— start of Provided data —

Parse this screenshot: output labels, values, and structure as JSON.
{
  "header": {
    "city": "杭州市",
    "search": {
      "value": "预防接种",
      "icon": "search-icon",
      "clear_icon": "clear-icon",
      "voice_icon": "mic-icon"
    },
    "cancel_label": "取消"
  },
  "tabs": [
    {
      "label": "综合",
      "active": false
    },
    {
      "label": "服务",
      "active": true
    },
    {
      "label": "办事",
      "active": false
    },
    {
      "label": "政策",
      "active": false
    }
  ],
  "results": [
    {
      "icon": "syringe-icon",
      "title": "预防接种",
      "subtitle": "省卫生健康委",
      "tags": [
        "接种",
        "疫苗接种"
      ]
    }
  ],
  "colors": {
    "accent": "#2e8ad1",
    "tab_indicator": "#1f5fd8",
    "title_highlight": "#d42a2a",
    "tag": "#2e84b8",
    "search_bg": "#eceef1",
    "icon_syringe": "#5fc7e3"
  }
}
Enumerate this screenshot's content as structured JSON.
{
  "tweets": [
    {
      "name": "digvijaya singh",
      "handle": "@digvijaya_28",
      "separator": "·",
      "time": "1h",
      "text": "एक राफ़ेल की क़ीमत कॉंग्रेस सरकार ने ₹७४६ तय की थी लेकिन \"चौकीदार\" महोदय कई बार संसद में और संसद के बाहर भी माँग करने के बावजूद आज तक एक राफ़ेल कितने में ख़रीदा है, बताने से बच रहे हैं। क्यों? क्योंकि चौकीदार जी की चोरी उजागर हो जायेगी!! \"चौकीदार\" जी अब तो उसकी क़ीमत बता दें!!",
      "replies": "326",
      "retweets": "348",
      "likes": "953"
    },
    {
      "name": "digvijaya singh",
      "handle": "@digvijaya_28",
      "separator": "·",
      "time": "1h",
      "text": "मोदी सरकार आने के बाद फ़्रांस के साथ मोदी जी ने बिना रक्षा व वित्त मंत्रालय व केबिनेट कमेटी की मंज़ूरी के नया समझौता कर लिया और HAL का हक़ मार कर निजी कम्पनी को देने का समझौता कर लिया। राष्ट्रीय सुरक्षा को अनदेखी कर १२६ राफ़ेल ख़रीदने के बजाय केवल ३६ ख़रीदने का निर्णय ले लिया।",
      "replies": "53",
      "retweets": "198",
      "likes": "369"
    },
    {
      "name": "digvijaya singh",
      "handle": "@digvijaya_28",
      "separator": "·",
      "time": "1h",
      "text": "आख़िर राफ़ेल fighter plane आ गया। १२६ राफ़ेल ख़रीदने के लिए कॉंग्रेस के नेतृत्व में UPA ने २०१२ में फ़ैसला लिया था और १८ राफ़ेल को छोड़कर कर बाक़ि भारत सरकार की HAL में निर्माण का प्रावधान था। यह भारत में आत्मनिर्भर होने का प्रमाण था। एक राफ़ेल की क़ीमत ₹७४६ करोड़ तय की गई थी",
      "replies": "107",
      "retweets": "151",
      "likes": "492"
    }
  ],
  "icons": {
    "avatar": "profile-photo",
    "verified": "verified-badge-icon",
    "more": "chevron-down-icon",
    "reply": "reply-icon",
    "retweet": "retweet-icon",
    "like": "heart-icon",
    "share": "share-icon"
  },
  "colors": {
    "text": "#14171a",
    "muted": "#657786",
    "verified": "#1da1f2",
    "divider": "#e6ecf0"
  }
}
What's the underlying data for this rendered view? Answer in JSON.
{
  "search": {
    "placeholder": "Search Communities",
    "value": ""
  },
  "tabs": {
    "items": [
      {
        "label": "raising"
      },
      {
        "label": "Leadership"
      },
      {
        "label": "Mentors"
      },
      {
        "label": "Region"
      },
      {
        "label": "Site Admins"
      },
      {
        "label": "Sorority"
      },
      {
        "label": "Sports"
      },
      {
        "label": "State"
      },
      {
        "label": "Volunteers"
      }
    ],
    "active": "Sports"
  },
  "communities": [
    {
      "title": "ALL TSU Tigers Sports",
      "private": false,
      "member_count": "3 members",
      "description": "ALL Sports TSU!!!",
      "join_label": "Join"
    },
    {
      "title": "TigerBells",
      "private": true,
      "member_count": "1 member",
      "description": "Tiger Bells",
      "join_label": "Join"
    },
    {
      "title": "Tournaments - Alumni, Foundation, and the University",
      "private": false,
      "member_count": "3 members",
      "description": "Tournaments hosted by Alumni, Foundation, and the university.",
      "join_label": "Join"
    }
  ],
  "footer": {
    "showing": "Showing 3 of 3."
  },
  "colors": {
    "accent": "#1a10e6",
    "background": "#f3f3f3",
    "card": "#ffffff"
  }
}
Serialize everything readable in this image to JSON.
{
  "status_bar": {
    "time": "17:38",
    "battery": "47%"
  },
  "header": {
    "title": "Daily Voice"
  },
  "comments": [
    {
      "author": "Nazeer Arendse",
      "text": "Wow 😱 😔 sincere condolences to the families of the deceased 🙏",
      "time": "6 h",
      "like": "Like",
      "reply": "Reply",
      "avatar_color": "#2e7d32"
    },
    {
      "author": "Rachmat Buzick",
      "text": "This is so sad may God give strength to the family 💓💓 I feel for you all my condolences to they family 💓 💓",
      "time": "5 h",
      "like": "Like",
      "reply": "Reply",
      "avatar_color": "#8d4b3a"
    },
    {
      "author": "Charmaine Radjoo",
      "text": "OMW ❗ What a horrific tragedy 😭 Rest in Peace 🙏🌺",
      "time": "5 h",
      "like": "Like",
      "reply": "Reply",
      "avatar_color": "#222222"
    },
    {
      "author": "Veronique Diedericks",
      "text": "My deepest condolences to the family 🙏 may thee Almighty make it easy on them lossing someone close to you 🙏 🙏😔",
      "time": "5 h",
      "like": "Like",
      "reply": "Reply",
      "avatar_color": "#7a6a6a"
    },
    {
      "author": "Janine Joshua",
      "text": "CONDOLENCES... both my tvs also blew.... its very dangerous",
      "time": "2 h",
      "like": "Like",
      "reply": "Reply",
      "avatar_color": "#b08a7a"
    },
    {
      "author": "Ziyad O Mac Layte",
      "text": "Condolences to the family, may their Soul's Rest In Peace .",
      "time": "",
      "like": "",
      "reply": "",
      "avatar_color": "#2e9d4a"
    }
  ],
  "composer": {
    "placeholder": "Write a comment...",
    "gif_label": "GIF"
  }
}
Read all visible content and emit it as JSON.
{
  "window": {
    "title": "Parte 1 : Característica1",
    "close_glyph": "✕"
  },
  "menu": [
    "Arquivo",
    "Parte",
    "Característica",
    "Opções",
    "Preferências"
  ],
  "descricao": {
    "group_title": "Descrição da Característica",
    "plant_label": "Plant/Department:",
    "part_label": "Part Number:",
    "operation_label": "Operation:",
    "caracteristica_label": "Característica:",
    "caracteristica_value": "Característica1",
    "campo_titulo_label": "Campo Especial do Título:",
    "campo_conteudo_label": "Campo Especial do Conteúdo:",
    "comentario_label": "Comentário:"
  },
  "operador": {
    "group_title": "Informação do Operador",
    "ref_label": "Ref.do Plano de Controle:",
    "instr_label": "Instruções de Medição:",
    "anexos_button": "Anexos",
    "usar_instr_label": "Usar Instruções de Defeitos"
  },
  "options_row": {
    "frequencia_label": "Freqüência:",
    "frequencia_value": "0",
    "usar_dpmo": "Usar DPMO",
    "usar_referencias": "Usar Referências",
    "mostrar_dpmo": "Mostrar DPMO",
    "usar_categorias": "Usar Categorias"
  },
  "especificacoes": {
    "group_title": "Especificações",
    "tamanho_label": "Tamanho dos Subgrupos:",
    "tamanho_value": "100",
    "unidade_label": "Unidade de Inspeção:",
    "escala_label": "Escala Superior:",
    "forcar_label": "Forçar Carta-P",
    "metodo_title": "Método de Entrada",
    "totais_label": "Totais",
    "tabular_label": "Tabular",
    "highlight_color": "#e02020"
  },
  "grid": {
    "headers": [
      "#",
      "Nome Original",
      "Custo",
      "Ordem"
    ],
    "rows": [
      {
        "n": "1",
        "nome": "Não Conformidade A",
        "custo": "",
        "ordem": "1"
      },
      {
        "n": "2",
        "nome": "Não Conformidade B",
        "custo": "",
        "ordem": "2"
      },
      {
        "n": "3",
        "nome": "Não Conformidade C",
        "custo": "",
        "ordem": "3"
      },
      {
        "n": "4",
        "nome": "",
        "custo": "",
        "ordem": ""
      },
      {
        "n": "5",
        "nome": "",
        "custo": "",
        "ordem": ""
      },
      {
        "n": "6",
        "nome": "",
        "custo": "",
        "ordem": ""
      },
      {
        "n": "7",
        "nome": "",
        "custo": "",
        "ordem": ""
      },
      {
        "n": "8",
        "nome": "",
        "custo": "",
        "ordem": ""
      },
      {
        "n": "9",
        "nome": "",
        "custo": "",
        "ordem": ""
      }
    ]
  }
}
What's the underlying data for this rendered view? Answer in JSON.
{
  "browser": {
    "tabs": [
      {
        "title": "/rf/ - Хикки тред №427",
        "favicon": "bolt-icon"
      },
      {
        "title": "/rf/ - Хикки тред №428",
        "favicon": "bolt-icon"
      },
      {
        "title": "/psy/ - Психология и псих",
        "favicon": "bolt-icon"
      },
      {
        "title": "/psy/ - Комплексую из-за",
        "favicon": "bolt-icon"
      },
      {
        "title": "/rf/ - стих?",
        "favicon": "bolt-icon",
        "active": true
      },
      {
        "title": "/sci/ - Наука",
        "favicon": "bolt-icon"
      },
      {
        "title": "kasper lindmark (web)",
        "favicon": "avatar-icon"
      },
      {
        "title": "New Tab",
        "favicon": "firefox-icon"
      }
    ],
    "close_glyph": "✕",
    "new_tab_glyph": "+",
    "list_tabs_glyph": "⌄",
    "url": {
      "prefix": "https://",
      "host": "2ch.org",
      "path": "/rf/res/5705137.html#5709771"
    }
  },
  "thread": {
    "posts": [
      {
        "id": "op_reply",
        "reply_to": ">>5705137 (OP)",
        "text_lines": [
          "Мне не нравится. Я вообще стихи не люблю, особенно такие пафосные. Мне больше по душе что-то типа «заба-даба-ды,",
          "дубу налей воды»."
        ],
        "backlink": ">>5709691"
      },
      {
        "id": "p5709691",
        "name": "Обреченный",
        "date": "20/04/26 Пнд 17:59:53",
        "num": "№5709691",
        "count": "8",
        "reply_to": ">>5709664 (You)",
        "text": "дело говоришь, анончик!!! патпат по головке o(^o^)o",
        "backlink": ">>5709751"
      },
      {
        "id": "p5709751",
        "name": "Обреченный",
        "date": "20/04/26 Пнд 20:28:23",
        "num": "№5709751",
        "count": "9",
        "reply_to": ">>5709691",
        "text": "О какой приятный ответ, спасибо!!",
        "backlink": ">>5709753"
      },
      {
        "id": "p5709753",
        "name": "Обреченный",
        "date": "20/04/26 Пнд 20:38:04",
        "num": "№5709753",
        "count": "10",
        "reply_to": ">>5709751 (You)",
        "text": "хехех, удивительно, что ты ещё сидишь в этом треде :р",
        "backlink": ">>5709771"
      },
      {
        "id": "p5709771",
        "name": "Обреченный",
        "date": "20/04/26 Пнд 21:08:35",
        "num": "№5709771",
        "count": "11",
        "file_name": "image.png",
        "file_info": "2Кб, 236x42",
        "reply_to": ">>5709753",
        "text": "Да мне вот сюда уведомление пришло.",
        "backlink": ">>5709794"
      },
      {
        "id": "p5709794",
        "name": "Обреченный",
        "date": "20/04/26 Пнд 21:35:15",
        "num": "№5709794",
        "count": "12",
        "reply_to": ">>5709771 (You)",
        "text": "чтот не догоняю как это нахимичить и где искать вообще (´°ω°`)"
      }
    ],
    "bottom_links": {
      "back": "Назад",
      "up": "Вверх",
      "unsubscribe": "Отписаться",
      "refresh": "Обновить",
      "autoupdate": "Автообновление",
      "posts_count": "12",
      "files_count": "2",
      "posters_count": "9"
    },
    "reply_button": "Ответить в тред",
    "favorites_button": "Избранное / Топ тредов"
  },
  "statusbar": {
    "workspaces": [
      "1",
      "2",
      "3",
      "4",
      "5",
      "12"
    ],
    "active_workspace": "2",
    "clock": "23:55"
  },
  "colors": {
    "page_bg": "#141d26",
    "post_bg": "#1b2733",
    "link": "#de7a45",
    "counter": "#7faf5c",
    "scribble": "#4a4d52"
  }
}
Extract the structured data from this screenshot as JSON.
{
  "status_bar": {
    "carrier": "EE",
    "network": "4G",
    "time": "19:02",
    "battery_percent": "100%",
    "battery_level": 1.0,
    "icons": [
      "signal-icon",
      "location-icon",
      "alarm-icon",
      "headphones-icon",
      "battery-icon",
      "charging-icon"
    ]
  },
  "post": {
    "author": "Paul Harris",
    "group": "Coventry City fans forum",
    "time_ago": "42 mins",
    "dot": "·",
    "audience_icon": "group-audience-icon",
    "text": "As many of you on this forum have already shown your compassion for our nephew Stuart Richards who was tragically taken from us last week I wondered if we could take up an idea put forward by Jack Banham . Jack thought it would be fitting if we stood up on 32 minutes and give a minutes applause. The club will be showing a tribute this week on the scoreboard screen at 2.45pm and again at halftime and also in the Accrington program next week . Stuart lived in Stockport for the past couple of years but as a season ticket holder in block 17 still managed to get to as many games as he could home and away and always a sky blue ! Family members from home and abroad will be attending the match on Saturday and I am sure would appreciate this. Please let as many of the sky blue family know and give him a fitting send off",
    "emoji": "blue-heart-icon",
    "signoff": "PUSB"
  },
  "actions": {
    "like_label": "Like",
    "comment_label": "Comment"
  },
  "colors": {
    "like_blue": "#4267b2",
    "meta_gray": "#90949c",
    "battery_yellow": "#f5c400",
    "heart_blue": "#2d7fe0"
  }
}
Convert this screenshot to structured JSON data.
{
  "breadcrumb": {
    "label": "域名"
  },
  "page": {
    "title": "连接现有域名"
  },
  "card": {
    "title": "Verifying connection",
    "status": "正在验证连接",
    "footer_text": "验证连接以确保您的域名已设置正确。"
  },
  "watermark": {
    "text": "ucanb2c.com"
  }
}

— end of Provided data —

Exercise directions ▸
Exactly and exclusively, repeat the lines from the line that contains "Convert this screenshot" through the end of the records, both ends included.

The response ▸
Convert this screenshot to structured JSON data.
{
  "breadcrumb": {
    "label": "域名"
  },
  "page": {
    "title": "连接现有域名"
  },
  "card": {
    "title": "Verifying connection",
    "status": "正在验证连接",
    "footer_text": "验证连接以确保您的域名已设置正确。"
  },
  "watermark": {
    "text": "ucanb2c.com"
  }
}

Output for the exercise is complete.